**To be done:**
Copy all lines holding the word "Jahre" from the entries.
--
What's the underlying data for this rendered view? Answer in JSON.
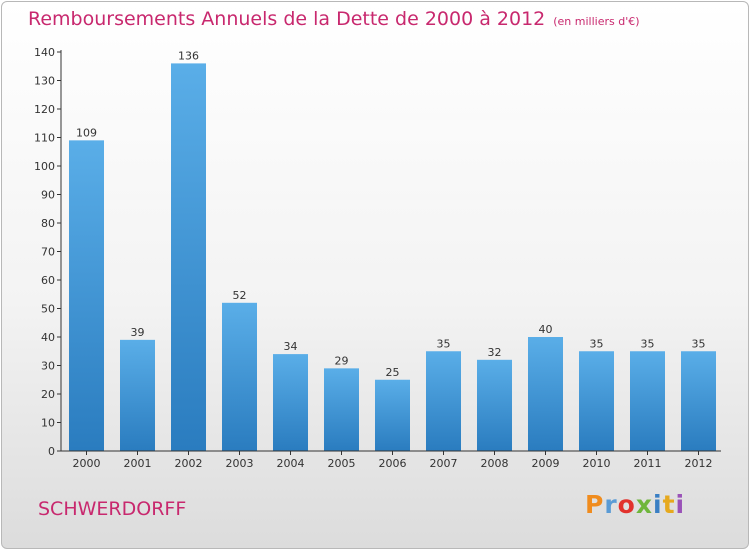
{
  "title": "Remboursements Annuels de la Dette de 2000 à 2012",
  "unit": "(en milliers d'€)",
  "commune": "SCHWERDORFF",
  "logo": {
    "text": "Proxiti",
    "colors": [
      "#f08c1e",
      "#5a9bd5",
      "#e2322d",
      "#6fb63c",
      "#3a7fc4",
      "#e6a91e",
      "#9a52b8"
    ]
  },
  "colors": {
    "title": "#c8286e",
    "bar_top": "#5aaee8",
    "bar_bottom": "#2a7cbf",
    "axis": "#333333"
  },
  "chart_data": {
    "type": "bar",
    "categories": [
      "2000",
      "2001",
      "2002",
      "2003",
      "2004",
      "2005",
      "2006",
      "2007",
      "2008",
      "2009",
      "2010",
      "2011",
      "2012"
    ],
    "values": [
      109,
      39,
      136,
      52,
      34,
      29,
      25,
      35,
      32,
      40,
      35,
      35,
      35
    ],
    "ylim": [
      0,
      140
    ],
    "yticks": [
      0,
      10,
      20,
      30,
      40,
      50,
      60,
      70,
      80,
      90,
      100,
      110,
      120,
      130,
      140
    ],
    "data_labels": true,
    "grid": false
  }
}
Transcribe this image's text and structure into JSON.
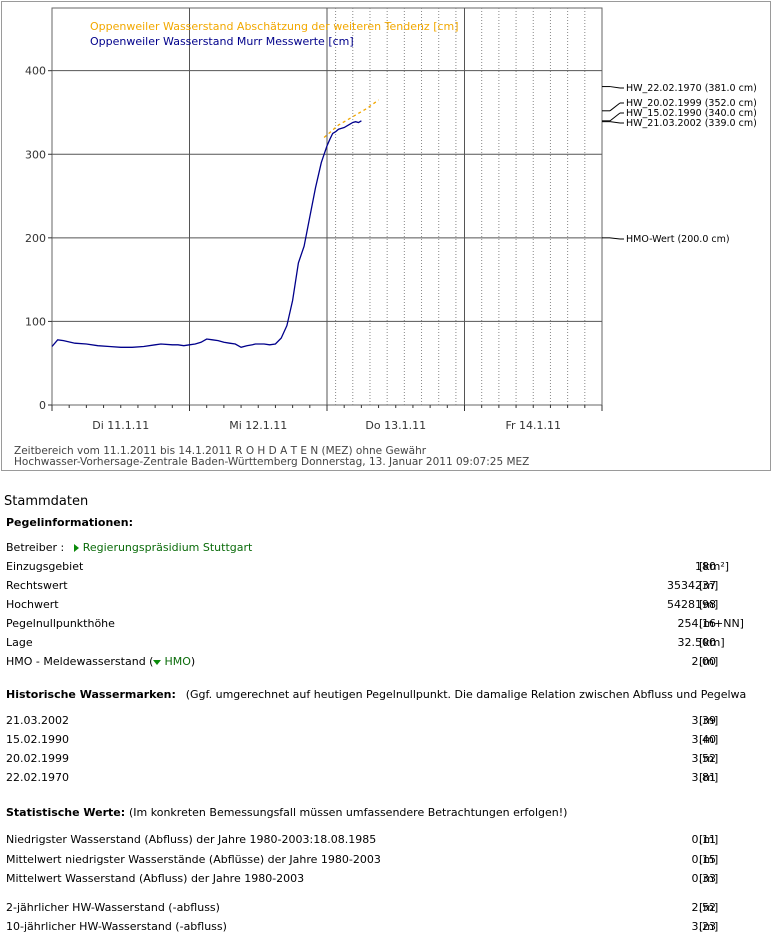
{
  "chart_data": {
    "type": "line",
    "legend": [
      {
        "name": "Oppenweiler Wasserstand Abschätzung der weiteren Tendenz [cm]",
        "color": "#f2a800"
      },
      {
        "name": "Oppenweiler Wasserstand Murr Messwerte [cm]",
        "color": "#00008b"
      }
    ],
    "y_ticks": [
      "0",
      "100",
      "200",
      "300",
      "400"
    ],
    "ylim": [
      0,
      475
    ],
    "x_ticks": [
      "Di 11.1.11",
      "Mi 12.1.11",
      "Do 13.1.11",
      "Fr 14.1.11"
    ],
    "xlim_hours": [
      0,
      96
    ],
    "measured": {
      "x": [
        0,
        1,
        2,
        4,
        6,
        8,
        10,
        12,
        14,
        16,
        18,
        19,
        21,
        22,
        23,
        24,
        25,
        26,
        27,
        28,
        29,
        30,
        31,
        32,
        33,
        34,
        35,
        35.5,
        36,
        37,
        38,
        39,
        40,
        41,
        42,
        43,
        44,
        45,
        46,
        46.5,
        47,
        47.5,
        48,
        48.5,
        49,
        49.5,
        50,
        50.5,
        51,
        51.5,
        52,
        52.5,
        53,
        53.5,
        54
      ],
      "y": [
        70,
        78,
        77,
        74,
        73,
        71,
        70,
        69,
        69,
        70,
        72,
        73,
        72,
        72,
        71,
        72,
        73,
        75,
        79,
        78,
        77,
        75,
        74,
        73,
        69,
        71,
        72,
        73,
        73,
        73,
        72,
        73,
        80,
        95,
        125,
        170,
        190,
        225,
        260,
        275,
        290,
        300,
        310,
        318,
        325,
        327,
        330,
        331,
        332,
        334,
        336,
        338,
        339,
        338,
        340
      ]
    },
    "forecast": {
      "x": [
        47.5,
        50,
        52.5,
        55,
        57
      ],
      "y": [
        320,
        335,
        345,
        355,
        365
      ]
    },
    "markers": [
      {
        "label": "HW_22.02.1970 (381.0 cm)",
        "value": 381
      },
      {
        "label": "HW_20.02.1999 (352.0 cm)",
        "value": 352
      },
      {
        "label": "HW_15.02.1990 (340.0 cm)",
        "value": 340
      },
      {
        "label": "HW_21.03.2002 (339.0 cm)",
        "value": 339
      },
      {
        "label": "HMO-Wert (200.0 cm)",
        "value": 200
      }
    ],
    "footer_line1": "Zeitbereich vom 11.1.2011  bis 14.1.2011      R O H D A T E N (MEZ) ohne Gewähr",
    "footer_line2": "Hochwasser-Vorhersage-Zentrale Baden-Württemberg Donnerstag, 13. Januar 2011 09:07:25 MEZ"
  },
  "section_title": "Stammdaten",
  "pegel": {
    "heading": "Pegelinformationen:",
    "betreiber_label": "Betreiber :",
    "betreiber_link": "Regierungspräsidium Stuttgart",
    "rows": [
      {
        "label": "Einzugsgebiet",
        "value": "180",
        "unit": "[km²]"
      },
      {
        "label": "Rechtswert",
        "value": "3534237",
        "unit": "[m]"
      },
      {
        "label": "Hochwert",
        "value": "5428198",
        "unit": "[m]"
      },
      {
        "label": "Pegelnullpunkthöhe",
        "value": "254.16",
        "unit": "[m+NN]"
      },
      {
        "label": "Lage",
        "value": "32.500",
        "unit": "[km]"
      }
    ],
    "hmo_label_pre": "HMO - Meldewasserstand (",
    "hmo_link": "HMO",
    "hmo_label_post": ")",
    "hmo_value": "2.00",
    "hmo_unit": "[m]"
  },
  "historisch": {
    "heading": "Historische Wassermarken:",
    "note": "(Ggf. umgerechnet auf heutigen Pegelnullpunkt. Die damalige Relation zwischen Abfluss und Pegelwa",
    "rows": [
      {
        "label": "21.03.2002",
        "value": "3.39",
        "unit": "[m]"
      },
      {
        "label": "15.02.1990",
        "value": "3.40",
        "unit": "[m]"
      },
      {
        "label": "20.02.1999",
        "value": "3.52",
        "unit": "[m]"
      },
      {
        "label": "22.02.1970",
        "value": "3.81",
        "unit": "[m]"
      }
    ]
  },
  "statistik": {
    "heading": "Statistische Werte:",
    "note": "(Im konkreten Bemessungsfall müssen umfassendere Betrachtungen erfolgen!)",
    "rows": [
      {
        "label": "Niedrigster Wasserstand (Abfluss) der Jahre 1980-2003:18.08.1985",
        "value": "0.11",
        "unit": "[m]"
      },
      {
        "label": "Mittelwert niedrigster Wasserstände (Abflüsse) der Jahre 1980-2003",
        "value": "0.15",
        "unit": "[m]"
      },
      {
        "label": "Mittelwert Wasserstand (Abfluss) der Jahre 1980-2003",
        "value": "0.33",
        "unit": "[m]"
      },
      {
        "label": "2-jährlicher HW-Wasserstand (-abfluss)",
        "value": "2.52",
        "unit": "[m]"
      },
      {
        "label": "10-jährlicher HW-Wasserstand (-abfluss)",
        "value": "3.23",
        "unit": "[m]"
      }
    ]
  }
}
--
**Right answer:**
        "label": "Niedrigster Wasserstand (Abfluss) der Jahre 1980-2003:18.08.1985",
        "label": "Mittelwert niedrigster Wasserstände (Abflüsse) der Jahre 1980-2003",
        "label": "Mittelwert Wasserstand (Abfluss) der Jahre 1980-2003",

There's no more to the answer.